# Given task:
All the data should be repeated exactly. Any image in it is left out.

[START]

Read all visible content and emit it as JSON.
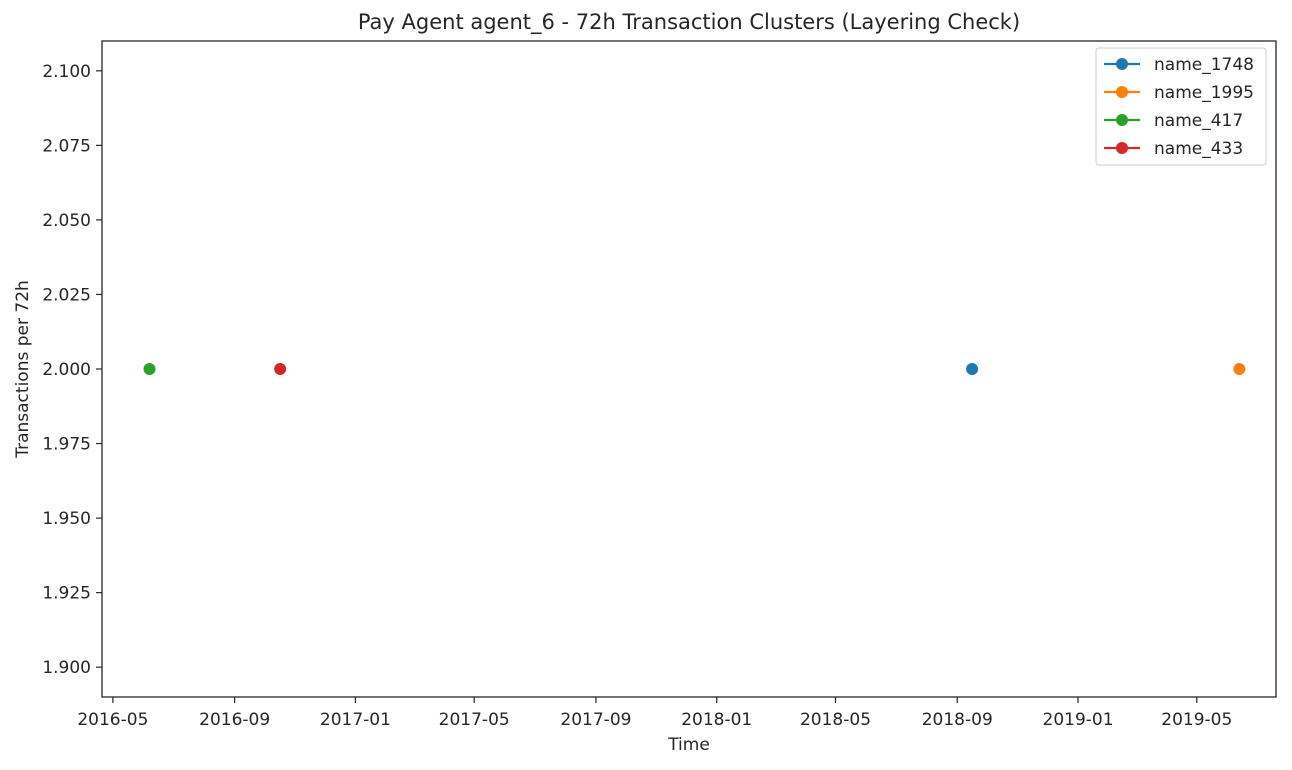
{
  "chart_data": {
    "type": "scatter",
    "title": "Pay Agent agent_6 - 72h Transaction Clusters (Layering Check)",
    "xlabel": "Time",
    "ylabel": "Transactions per 72h",
    "x_ticks": [
      "2016-05",
      "2016-09",
      "2017-01",
      "2017-05",
      "2017-09",
      "2018-01",
      "2018-05",
      "2018-09",
      "2019-01",
      "2019-05"
    ],
    "y_ticks": [
      "1.900",
      "1.925",
      "1.950",
      "1.975",
      "2.000",
      "2.025",
      "2.050",
      "2.075",
      "2.100"
    ],
    "xlim": [
      "2016-04-20",
      "2019-07-20"
    ],
    "ylim": [
      1.89,
      2.11
    ],
    "grid": false,
    "legend_position": "top-right",
    "series": [
      {
        "name": "name_1748",
        "color": "#1f77b4",
        "points": [
          {
            "x": "2018-09-16",
            "y": 2.0
          }
        ]
      },
      {
        "name": "name_1995",
        "color": "#ff7f0e",
        "points": [
          {
            "x": "2019-06-13",
            "y": 2.0
          }
        ]
      },
      {
        "name": "name_417",
        "color": "#2ca02c",
        "points": [
          {
            "x": "2016-06-07",
            "y": 2.0
          }
        ]
      },
      {
        "name": "name_433",
        "color": "#d62728",
        "points": [
          {
            "x": "2016-10-17",
            "y": 2.0
          }
        ]
      }
    ]
  }
}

[END]

# Exercise output:
Read all visible content and emit it as JSON.
{
  "chart_data": {
    "type": "scatter",
    "title": "Pay Agent agent_6 - 72h Transaction Clusters (Layering Check)",
    "xlabel": "Time",
    "ylabel": "Transactions per 72h",
    "x_ticks": [
      "2016-05",
      "2016-09",
      "2017-01",
      "2017-05",
      "2017-09",
      "2018-01",
      "2018-05",
      "2018-09",
      "2019-01",
      "2019-05"
    ],
    "y_ticks": [
      "1.900",
      "1.925",
      "1.950",
      "1.975",
      "2.000",
      "2.025",
      "2.050",
      "2.075",
      "2.100"
    ],
    "xlim": [
      "2016-04-20",
      "2019-07-20"
    ],
    "ylim": [
      1.89,
      2.11
    ],
    "grid": false,
    "legend_position": "top-right",
    "series": [
      {
        "name": "name_1748",
        "color": "#1f77b4",
        "points": [
          {
            "x": "2018-09-16",
            "y": 2.0
          }
        ]
      },
      {
        "name": "name_1995",
        "color": "#ff7f0e",
        "points": [
          {
            "x": "2019-06-13",
            "y": 2.0
          }
        ]
      },
      {
        "name": "name_417",
        "color": "#2ca02c",
        "points": [
          {
            "x": "2016-06-07",
            "y": 2.0
          }
        ]
      },
      {
        "name": "name_433",
        "color": "#d62728",
        "points": [
          {
            "x": "2016-10-17",
            "y": 2.0
          }
        ]
      }
    ]
  }
}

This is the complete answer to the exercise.